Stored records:
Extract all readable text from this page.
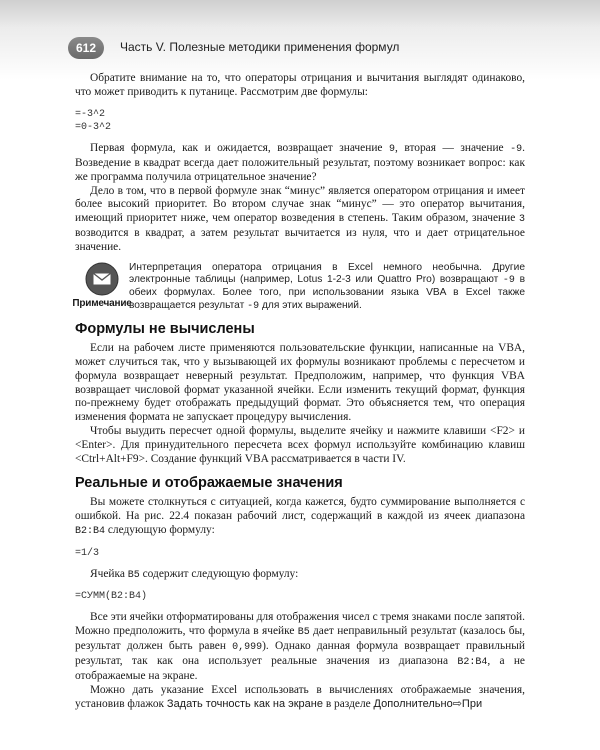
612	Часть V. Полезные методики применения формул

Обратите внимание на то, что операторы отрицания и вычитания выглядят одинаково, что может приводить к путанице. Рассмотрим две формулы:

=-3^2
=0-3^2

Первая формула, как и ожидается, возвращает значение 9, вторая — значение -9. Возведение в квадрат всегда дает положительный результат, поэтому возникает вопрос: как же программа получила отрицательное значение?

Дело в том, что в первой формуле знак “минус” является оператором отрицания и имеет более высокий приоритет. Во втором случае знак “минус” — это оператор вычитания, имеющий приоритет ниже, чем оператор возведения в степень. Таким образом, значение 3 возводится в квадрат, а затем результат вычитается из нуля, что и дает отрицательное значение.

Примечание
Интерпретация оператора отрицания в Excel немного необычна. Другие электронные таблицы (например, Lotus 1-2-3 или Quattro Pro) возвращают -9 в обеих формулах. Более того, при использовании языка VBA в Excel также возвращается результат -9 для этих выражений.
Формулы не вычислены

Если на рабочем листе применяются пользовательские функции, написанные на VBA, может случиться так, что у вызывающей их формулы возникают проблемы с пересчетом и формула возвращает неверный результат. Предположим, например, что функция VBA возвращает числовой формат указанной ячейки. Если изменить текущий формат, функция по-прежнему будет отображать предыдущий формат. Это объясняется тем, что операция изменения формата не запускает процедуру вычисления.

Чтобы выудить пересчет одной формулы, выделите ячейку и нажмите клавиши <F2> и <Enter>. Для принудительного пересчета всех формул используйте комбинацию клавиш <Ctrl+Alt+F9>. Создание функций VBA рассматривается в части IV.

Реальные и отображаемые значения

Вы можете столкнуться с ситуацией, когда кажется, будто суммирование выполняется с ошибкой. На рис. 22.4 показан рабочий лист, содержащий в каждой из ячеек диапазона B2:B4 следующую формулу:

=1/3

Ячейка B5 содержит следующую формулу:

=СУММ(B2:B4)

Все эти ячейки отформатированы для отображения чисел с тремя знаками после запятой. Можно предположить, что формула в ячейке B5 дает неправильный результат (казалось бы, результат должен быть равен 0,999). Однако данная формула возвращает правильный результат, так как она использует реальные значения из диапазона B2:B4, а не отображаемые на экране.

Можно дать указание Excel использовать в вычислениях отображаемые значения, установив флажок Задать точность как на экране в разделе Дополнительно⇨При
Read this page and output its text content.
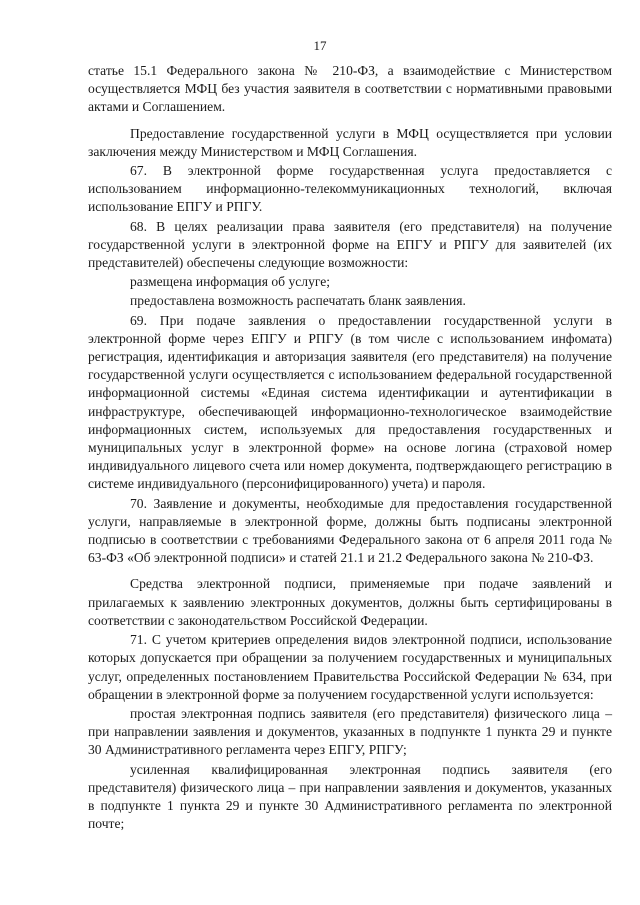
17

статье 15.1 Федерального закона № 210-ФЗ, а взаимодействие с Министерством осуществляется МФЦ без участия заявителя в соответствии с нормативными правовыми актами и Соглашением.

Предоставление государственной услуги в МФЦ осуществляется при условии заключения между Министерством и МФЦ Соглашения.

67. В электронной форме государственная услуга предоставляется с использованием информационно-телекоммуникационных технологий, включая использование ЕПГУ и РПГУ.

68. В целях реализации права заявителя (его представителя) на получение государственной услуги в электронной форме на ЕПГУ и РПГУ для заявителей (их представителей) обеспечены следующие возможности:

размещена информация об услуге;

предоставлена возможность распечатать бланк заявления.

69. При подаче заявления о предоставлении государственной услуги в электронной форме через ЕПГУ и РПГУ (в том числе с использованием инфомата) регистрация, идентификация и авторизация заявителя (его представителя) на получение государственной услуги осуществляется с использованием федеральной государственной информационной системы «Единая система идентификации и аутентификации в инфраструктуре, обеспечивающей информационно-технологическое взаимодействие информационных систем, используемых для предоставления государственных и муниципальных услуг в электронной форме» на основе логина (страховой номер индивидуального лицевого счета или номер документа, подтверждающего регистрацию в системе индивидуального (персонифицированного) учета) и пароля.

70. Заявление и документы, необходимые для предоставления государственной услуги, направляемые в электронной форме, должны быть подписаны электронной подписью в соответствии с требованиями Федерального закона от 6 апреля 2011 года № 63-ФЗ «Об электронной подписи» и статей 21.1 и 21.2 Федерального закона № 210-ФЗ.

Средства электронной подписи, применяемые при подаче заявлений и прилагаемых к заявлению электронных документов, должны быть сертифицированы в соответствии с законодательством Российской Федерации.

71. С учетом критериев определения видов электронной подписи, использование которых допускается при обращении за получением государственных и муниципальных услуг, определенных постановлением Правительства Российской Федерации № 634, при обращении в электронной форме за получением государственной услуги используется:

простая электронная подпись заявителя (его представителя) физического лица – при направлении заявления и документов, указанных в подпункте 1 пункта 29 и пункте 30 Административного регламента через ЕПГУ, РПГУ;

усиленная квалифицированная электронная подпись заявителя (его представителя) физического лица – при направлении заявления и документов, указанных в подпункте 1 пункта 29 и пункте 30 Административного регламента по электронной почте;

### What to work on
The records above must be transcribed exactly. Pictures are left out of the copy.

### Full output
Extract all readable text from this page.
612	Часть V. Полезные методики применения формул

Обратите внимание на то, что операторы отрицания и вычитания выглядят одинаково, что может приводить к путанице. Рассмотрим две формулы:

=-3^2
=0-3^2

Первая формула, как и ожидается, возвращает значение 9, вторая — значение -9. Возведение в квадрат всегда дает положительный результат, поэтому возникает вопрос: как же программа получила отрицательное значение?

Дело в том, что в первой формуле знак “минус” является оператором отрицания и имеет более высокий приоритет. Во втором случае знак “минус” — это оператор вычитания, имеющий приоритет ниже, чем оператор возведения в степень. Таким образом, значение 3 возводится в квадрат, а затем результат вычитается из нуля, что и дает отрицательное значение.

Примечание
Интерпретация оператора отрицания в Excel немного необычна. Другие электронные таблицы (например, Lotus 1-2-3 или Quattro Pro) возвращают -9 в обеих формулах. Более того, при использовании языка VBA в Excel также возвращается результат -9 для этих выражений.
Формулы не вычислены

Если на рабочем листе применяются пользовательские функции, написанные на VBA, может случиться так, что у вызывающей их формулы возникают проблемы с пересчетом и формула возвращает неверный результат. Предположим, например, что функция VBA возвращает числовой формат указанной ячейки. Если изменить текущий формат, функция по-прежнему будет отображать предыдущий формат. Это объясняется тем, что операция изменения формата не запускает процедуру вычисления.

Чтобы выудить пересчет одной формулы, выделите ячейку и нажмите клавиши <F2> и <Enter>. Для принудительного пересчета всех формул используйте комбинацию клавиш <Ctrl+Alt+F9>. Создание функций VBA рассматривается в части IV.

Реальные и отображаемые значения

Вы можете столкнуться с ситуацией, когда кажется, будто суммирование выполняется с ошибкой. На рис. 22.4 показан рабочий лист, содержащий в каждой из ячеек диапазона B2:B4 следующую формулу:

=1/3

Ячейка B5 содержит следующую формулу:

=СУММ(B2:B4)

Все эти ячейки отформатированы для отображения чисел с тремя знаками после запятой. Можно предположить, что формула в ячейке B5 дает неправильный результат (казалось бы, результат должен быть равен 0,999). Однако данная формула возвращает правильный результат, так как она использует реальные значения из диапазона B2:B4, а не отображаемые на экране.

Можно дать указание Excel использовать в вычислениях отображаемые значения, установив флажок Задать точность как на экране в разделе Дополнительно⇨При
Read this page and output its text content.
17

статье 15.1 Федерального закона № 210-ФЗ, а взаимодействие с Министерством осуществляется МФЦ без участия заявителя в соответствии с нормативными правовыми актами и Соглашением.

Предоставление государственной услуги в МФЦ осуществляется при условии заключения между Министерством и МФЦ Соглашения.

67. В электронной форме государственная услуга предоставляется с использованием информационно-телекоммуникационных технологий, включая использование ЕПГУ и РПГУ.

68. В целях реализации права заявителя (его представителя) на получение государственной услуги в электронной форме на ЕПГУ и РПГУ для заявителей (их представителей) обеспечены следующие возможности:

размещена информация об услуге;

предоставлена возможность распечатать бланк заявления.

69. При подаче заявления о предоставлении государственной услуги в электронной форме через ЕПГУ и РПГУ (в том числе с использованием инфомата) регистрация, идентификация и авторизация заявителя (его представителя) на получение государственной услуги осуществляется с использованием федеральной государственной информационной системы «Единая система идентификации и аутентификации в инфраструктуре, обеспечивающей информационно-технологическое взаимодействие информационных систем, используемых для предоставления государственных и муниципальных услуг в электронной форме» на основе логина (страховой номер индивидуального лицевого счета или номер документа, подтверждающего регистрацию в системе индивидуального (персонифицированного) учета) и пароля.

70. Заявление и документы, необходимые для предоставления государственной услуги, направляемые в электронной форме, должны быть подписаны электронной подписью в соответствии с требованиями Федерального закона от 6 апреля 2011 года № 63-ФЗ «Об электронной подписи» и статей 21.1 и 21.2 Федерального закона № 210-ФЗ.

Средства электронной подписи, применяемые при подаче заявлений и прилагаемых к заявлению электронных документов, должны быть сертифицированы в соответствии с законодательством Российской Федерации.

71. С учетом критериев определения видов электронной подписи, использование которых допускается при обращении за получением государственных и муниципальных услуг, определенных постановлением Правительства Российской Федерации № 634, при обращении в электронной форме за получением государственной услуги используется:

простая электронная подпись заявителя (его представителя) физического лица – при направлении заявления и документов, указанных в подпункте 1 пункта 29 и пункте 30 Административного регламента через ЕПГУ, РПГУ;

усиленная квалифицированная электронная подпись заявителя (его представителя) физического лица – при направлении заявления и документов, указанных в подпункте 1 пункта 29 и пункте 30 Административного регламента по электронной почте;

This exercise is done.